● **Task**
Copy the lines below as they are; omit the images they contain.

● **Record list**
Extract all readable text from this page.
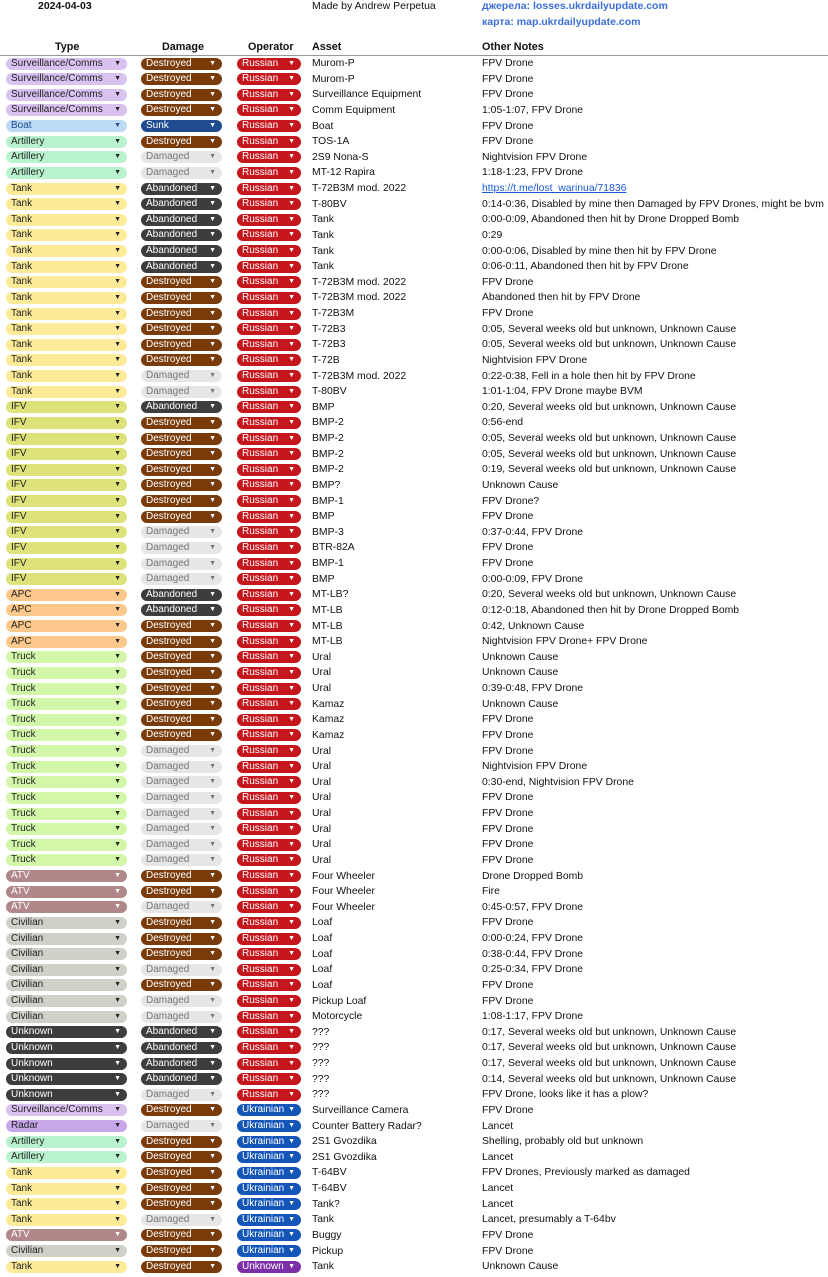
2024-04-03	Made by Andrew Perpetua	джерела: losses.ukrdailyupdate.com
карта: map.ukrdailyupdate.com
Type	Damage	Operator Asset	Other Notes
Surveillance/Comms ▼	Destroyed ▼	Russian ▼ Murom-P	FPV Drone
Surveillance/Comms ▼	Destroyed ▼	Russian ▼ Murom-P	FPV Drone
Surveillance/Comms ▼	Destroyed ▼	Russian ▼ Surveillance Equipment	FPV Drone
Surveillance/Comms ▼	Destroyed ▼	Russian ▼ Comm Equipment	1:05-1:07, FPV Drone
Boat	▼	Sunk	▼	Russian ▼ Boat	FPV Drone
Artillery	▼	Destroyed ▼	Russian ▼ TOS-1A	FPV Drone
Artillery	▼	Damaged	▼	Russian ▼ 2S9 Nona-S	Nightvision FPV Drone
Artillery	▼	Damaged	▼	Russian ▼ MT-12 Rapira	1:18-1:23, FPV Drone
Tank	▼	Abandoned ▼	Russian ▼ T-72B3M mod. 2022	https://t.me/lost_warinua/71836
Tank	▼	Abandoned ▼	Russian ▼ T-80BV	0:14-0:36, Disabled by mine then Damaged by FPV Drones, might be bvm
Tank	▼	Abandoned ▼	Russian ▼ Tank	0:00-0:09, Abandoned then hit by Drone Dropped Bomb
Tank	▼	Abandoned ▼	Russian ▼ Tank	0:29
Tank	▼	Abandoned ▼	Russian ▼ Tank	0:00-0:06, Disabled by mine then hit by FPV Drone
Tank	▼	Abandoned ▼	Russian ▼ Tank	0:06-0:11, Abandoned then hit by FPV Drone
Tank	▼	Destroyed ▼	Russian ▼ T-72B3M mod. 2022	FPV Drone
Tank	▼	Destroyed ▼	Russian ▼ T-72B3M mod. 2022	Abandoned then hit by FPV Drone
Tank	▼	Destroyed ▼	Russian ▼ T-72B3M	FPV Drone
Tank	▼	Destroyed ▼	Russian ▼ T-72B3	0:05, Several weeks old but unknown, Unknown Cause
Tank	▼	Destroyed ▼	Russian ▼ T-72B3	0:05, Several weeks old but unknown, Unknown Cause
Tank	▼	Destroyed ▼	Russian ▼ T-72B	Nightvision FPV Drone
Tank	▼	Damaged	▼	Russian ▼ T-72B3M mod. 2022	0:22-0:38, Fell in a hole then hit by FPV Drone
Tank	▼	Damaged	▼	Russian ▼ T-80BV	1:01-1:04, FPV Drone maybe BVM
IFV	▼	Abandoned ▼	Russian ▼ BMP	0:20, Several weeks old but unknown, Unknown Cause
IFV	▼	Destroyed ▼	Russian ▼ BMP-2	0:56-end
IFV	▼	Destroyed ▼	Russian ▼ BMP-2	0:05, Several weeks old but unknown, Unknown Cause
IFV	▼	Destroyed ▼	Russian ▼ BMP-2	0:05, Several weeks old but unknown, Unknown Cause
IFV	▼	Destroyed ▼	Russian ▼ BMP-2	0:19, Several weeks old but unknown, Unknown Cause
IFV	▼	Destroyed ▼	Russian ▼ BMP?	Unknown Cause
IFV	▼	Destroyed ▼	Russian ▼ BMP-1	FPV Drone?
IFV	▼	Destroyed ▼	Russian ▼ BMP	FPV Drone
IFV	▼	Damaged	▼	Russian ▼ BMP-3	0:37-0:44, FPV Drone
IFV	▼	Damaged	▼	Russian ▼ BTR-82A	FPV Drone
IFV	▼	Damaged	▼	Russian ▼ BMP-1	FPV Drone
IFV	▼	Damaged	▼	Russian ▼ BMP	0:00-0:09, FPV Drone
APC	▼	Abandoned ▼	Russian ▼ MT-LB?	0:20, Several weeks old but unknown, Unknown Cause
APC	▼	Abandoned ▼	Russian ▼ MT-LB	0:12-0:18, Abandoned then hit by Drone Dropped Bomb
APC	▼	Destroyed ▼	Russian ▼ MT-LB	0:42, Unknown Cause
APC	▼	Destroyed ▼	Russian ▼ MT-LB	Nightvision FPV Drone+ FPV Drone
Truck	▼	Destroyed ▼	Russian ▼ Ural	Unknown Cause
Truck	▼	Destroyed ▼	Russian ▼ Ural	Unknown Cause
Truck	▼	Destroyed ▼	Russian ▼ Ural	0:39-0:48, FPV Drone
Truck	▼	Destroyed ▼	Russian ▼ Kamaz	Unknown Cause
Truck	▼	Destroyed ▼	Russian ▼ Kamaz	FPV Drone
Truck	▼	Destroyed ▼	Russian ▼ Kamaz	FPV Drone
Truck	▼	Damaged	▼	Russian ▼ Ural	FPV Drone
Truck	▼	Damaged	▼	Russian ▼ Ural	Nightvision FPV Drone
Truck	▼	Damaged	▼	Russian ▼ Ural	0:30-end, Nightvision FPV Drone
Truck	▼	Damaged	▼	Russian ▼ Ural	FPV Drone
Truck	▼	Damaged	▼	Russian ▼ Ural	FPV Drone
Truck	▼	Damaged	▼	Russian ▼ Ural	FPV Drone
Truck	▼	Damaged	▼	Russian ▼ Ural	FPV Drone
Truck	▼	Damaged	▼	Russian ▼ Ural	FPV Drone
ATV	▼	Destroyed ▼	Russian ▼ Four Wheeler	Drone Dropped Bomb
ATV	▼	Destroyed ▼	Russian ▼ Four Wheeler	Fire
ATV	▼	Damaged	▼	Russian ▼ Four Wheeler	0:45-0:57, FPV Drone
Civilian	▼	Destroyed ▼	Russian ▼ Loaf	FPV Drone
Civilian	▼	Destroyed ▼	Russian ▼ Loaf	0:00-0:24, FPV Drone
Civilian	▼	Destroyed ▼	Russian ▼ Loaf	0:38-0:44, FPV Drone
Civilian	▼	Damaged	▼	Russian ▼ Loaf	0:25-0:34, FPV Drone
Civilian	▼	Destroyed ▼	Russian ▼ Loaf	FPV Drone
Civilian	▼	Damaged	▼	Russian ▼ Pickup Loaf	FPV Drone
Civilian	▼	Damaged	▼	Russian ▼ Motorcycle	1:08-1:17, FPV Drone
Unknown	▼	Abandoned ▼	Russian ▼ ???	0:17, Several weeks old but unknown, Unknown Cause
Unknown	▼	Abandoned ▼	Russian ▼ ???	0:17, Several weeks old but unknown, Unknown Cause
Unknown	▼	Abandoned ▼	Russian ▼ ???	0:17, Several weeks old but unknown, Unknown Cause
Unknown	▼	Abandoned ▼	Russian ▼ ???	0:14, Several weeks old but unknown, Unknown Cause
Unknown	▼	Damaged	▼	Russian ▼ ???	FPV Drone, looks like it has a plow?
Surveillance/Comms ▼	Destroyed ▼	Ukrainian ▼ Surveillance Camera	FPV Drone
Radar	▼	Damaged	▼	Ukrainian ▼ Counter Battery Radar?	Lancet
Artillery	▼	Destroyed ▼	Ukrainian ▼ 2S1 Gvozdika	Shelling, probably old but unknown
Artillery	▼	Destroyed ▼	Ukrainian ▼ 2S1 Gvozdika	Lancet
Tank	▼	Destroyed ▼	Ukrainian ▼ T-64BV	FPV Drones, Previously marked as damaged
Tank	▼	Destroyed ▼	Ukrainian ▼ T-64BV	Lancet
Tank	▼	Destroyed ▼	Ukrainian ▼ Tank?	Lancet
Tank	▼	Damaged	▼	Ukrainian ▼ Tank	Lancet, presumably a T-64bv
ATV	▼	Destroyed ▼	Ukrainian ▼ Buggy	FPV Drone
Civilian	▼	Destroyed ▼	Ukrainian ▼ Pickup	FPV Drone
Tank	▼	Destroyed ▼	Unknown ▼ Tank	Unknown Cause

● **Exercise output**
Extract all readable text from this page.
2024-04-03	Made by Andrew Perpetua	джерела: losses.ukrdailyupdate.com
карта: map.ukrdailyupdate.com
Type	Damage	Operator Asset	Other Notes
Surveillance/Comms ▼	Destroyed ▼	Russian ▼ Murom-P	FPV Drone
Surveillance/Comms ▼	Destroyed ▼	Russian ▼ Murom-P	FPV Drone
Surveillance/Comms ▼	Destroyed ▼	Russian ▼ Surveillance Equipment	FPV Drone
Surveillance/Comms ▼	Destroyed ▼	Russian ▼ Comm Equipment	1:05-1:07, FPV Drone
Boat	▼	Sunk	▼	Russian ▼ Boat	FPV Drone
Artillery	▼	Destroyed ▼	Russian ▼ TOS-1A	FPV Drone
Artillery	▼	Damaged	▼	Russian ▼ 2S9 Nona-S	Nightvision FPV Drone
Artillery	▼	Damaged	▼	Russian ▼ MT-12 Rapira	1:18-1:23, FPV Drone
Tank	▼	Abandoned ▼	Russian ▼ T-72B3M mod. 2022	https://t.me/lost_warinua/71836
Tank	▼	Abandoned ▼	Russian ▼ T-80BV	0:14-0:36, Disabled by mine then Damaged by FPV Drones, might be bvm
Tank	▼	Abandoned ▼	Russian ▼ Tank	0:00-0:09, Abandoned then hit by Drone Dropped Bomb
Tank	▼	Abandoned ▼	Russian ▼ Tank	0:29
Tank	▼	Abandoned ▼	Russian ▼ Tank	0:00-0:06, Disabled by mine then hit by FPV Drone
Tank	▼	Abandoned ▼	Russian ▼ Tank	0:06-0:11, Abandoned then hit by FPV Drone
Tank	▼	Destroyed ▼	Russian ▼ T-72B3M mod. 2022	FPV Drone
Tank	▼	Destroyed ▼	Russian ▼ T-72B3M mod. 2022	Abandoned then hit by FPV Drone
Tank	▼	Destroyed ▼	Russian ▼ T-72B3M	FPV Drone
Tank	▼	Destroyed ▼	Russian ▼ T-72B3	0:05, Several weeks old but unknown, Unknown Cause
Tank	▼	Destroyed ▼	Russian ▼ T-72B3	0:05, Several weeks old but unknown, Unknown Cause
Tank	▼	Destroyed ▼	Russian ▼ T-72B	Nightvision FPV Drone
Tank	▼	Damaged	▼	Russian ▼ T-72B3M mod. 2022	0:22-0:38, Fell in a hole then hit by FPV Drone
Tank	▼	Damaged	▼	Russian ▼ T-80BV	1:01-1:04, FPV Drone maybe BVM
IFV	▼	Abandoned ▼	Russian ▼ BMP	0:20, Several weeks old but unknown, Unknown Cause
IFV	▼	Destroyed ▼	Russian ▼ BMP-2	0:56-end
IFV	▼	Destroyed ▼	Russian ▼ BMP-2	0:05, Several weeks old but unknown, Unknown Cause
IFV	▼	Destroyed ▼	Russian ▼ BMP-2	0:05, Several weeks old but unknown, Unknown Cause
IFV	▼	Destroyed ▼	Russian ▼ BMP-2	0:19, Several weeks old but unknown, Unknown Cause
IFV	▼	Destroyed ▼	Russian ▼ BMP?	Unknown Cause
IFV	▼	Destroyed ▼	Russian ▼ BMP-1	FPV Drone?
IFV	▼	Destroyed ▼	Russian ▼ BMP	FPV Drone
IFV	▼	Damaged	▼	Russian ▼ BMP-3	0:37-0:44, FPV Drone
IFV	▼	Damaged	▼	Russian ▼ BTR-82A	FPV Drone
IFV	▼	Damaged	▼	Russian ▼ BMP-1	FPV Drone
IFV	▼	Damaged	▼	Russian ▼ BMP	0:00-0:09, FPV Drone
APC	▼	Abandoned ▼	Russian ▼ MT-LB?	0:20, Several weeks old but unknown, Unknown Cause
APC	▼	Abandoned ▼	Russian ▼ MT-LB	0:12-0:18, Abandoned then hit by Drone Dropped Bomb
APC	▼	Destroyed ▼	Russian ▼ MT-LB	0:42, Unknown Cause
APC	▼	Destroyed ▼	Russian ▼ MT-LB	Nightvision FPV Drone+ FPV Drone
Truck	▼	Destroyed ▼	Russian ▼ Ural	Unknown Cause
Truck	▼	Destroyed ▼	Russian ▼ Ural	Unknown Cause
Truck	▼	Destroyed ▼	Russian ▼ Ural	0:39-0:48, FPV Drone
Truck	▼	Destroyed ▼	Russian ▼ Kamaz	Unknown Cause
Truck	▼	Destroyed ▼	Russian ▼ Kamaz	FPV Drone
Truck	▼	Destroyed ▼	Russian ▼ Kamaz	FPV Drone
Truck	▼	Damaged	▼	Russian ▼ Ural	FPV Drone
Truck	▼	Damaged	▼	Russian ▼ Ural	Nightvision FPV Drone
Truck	▼	Damaged	▼	Russian ▼ Ural	0:30-end, Nightvision FPV Drone
Truck	▼	Damaged	▼	Russian ▼ Ural	FPV Drone
Truck	▼	Damaged	▼	Russian ▼ Ural	FPV Drone
Truck	▼	Damaged	▼	Russian ▼ Ural	FPV Drone
Truck	▼	Damaged	▼	Russian ▼ Ural	FPV Drone
Truck	▼	Damaged	▼	Russian ▼ Ural	FPV Drone
ATV	▼	Destroyed ▼	Russian ▼ Four Wheeler	Drone Dropped Bomb
ATV	▼	Destroyed ▼	Russian ▼ Four Wheeler	Fire
ATV	▼	Damaged	▼	Russian ▼ Four Wheeler	0:45-0:57, FPV Drone
Civilian	▼	Destroyed ▼	Russian ▼ Loaf	FPV Drone
Civilian	▼	Destroyed ▼	Russian ▼ Loaf	0:00-0:24, FPV Drone
Civilian	▼	Destroyed ▼	Russian ▼ Loaf	0:38-0:44, FPV Drone
Civilian	▼	Damaged	▼	Russian ▼ Loaf	0:25-0:34, FPV Drone
Civilian	▼	Destroyed ▼	Russian ▼ Loaf	FPV Drone
Civilian	▼	Damaged	▼	Russian ▼ Pickup Loaf	FPV Drone
Civilian	▼	Damaged	▼	Russian ▼ Motorcycle	1:08-1:17, FPV Drone
Unknown	▼	Abandoned ▼	Russian ▼ ???	0:17, Several weeks old but unknown, Unknown Cause
Unknown	▼	Abandoned ▼	Russian ▼ ???	0:17, Several weeks old but unknown, Unknown Cause
Unknown	▼	Abandoned ▼	Russian ▼ ???	0:17, Several weeks old but unknown, Unknown Cause
Unknown	▼	Abandoned ▼	Russian ▼ ???	0:14, Several weeks old but unknown, Unknown Cause
Unknown	▼	Damaged	▼	Russian ▼ ???	FPV Drone, looks like it has a plow?
Surveillance/Comms ▼	Destroyed ▼	Ukrainian ▼ Surveillance Camera	FPV Drone
Radar	▼	Damaged	▼	Ukrainian ▼ Counter Battery Radar?	Lancet
Artillery	▼	Destroyed ▼	Ukrainian ▼ 2S1 Gvozdika	Shelling, probably old but unknown
Artillery	▼	Destroyed ▼	Ukrainian ▼ 2S1 Gvozdika	Lancet
Tank	▼	Destroyed ▼	Ukrainian ▼ T-64BV	FPV Drones, Previously marked as damaged
Tank	▼	Destroyed ▼	Ukrainian ▼ T-64BV	Lancet
Tank	▼	Destroyed ▼	Ukrainian ▼ Tank?	Lancet
Tank	▼	Damaged	▼	Ukrainian ▼ Tank	Lancet, presumably a T-64bv
ATV	▼	Destroyed ▼	Ukrainian ▼ Buggy	FPV Drone
Civilian	▼	Destroyed ▼	Ukrainian ▼ Pickup	FPV Drone
Tank	▼	Destroyed ▼	Unknown ▼ Tank	Unknown Cause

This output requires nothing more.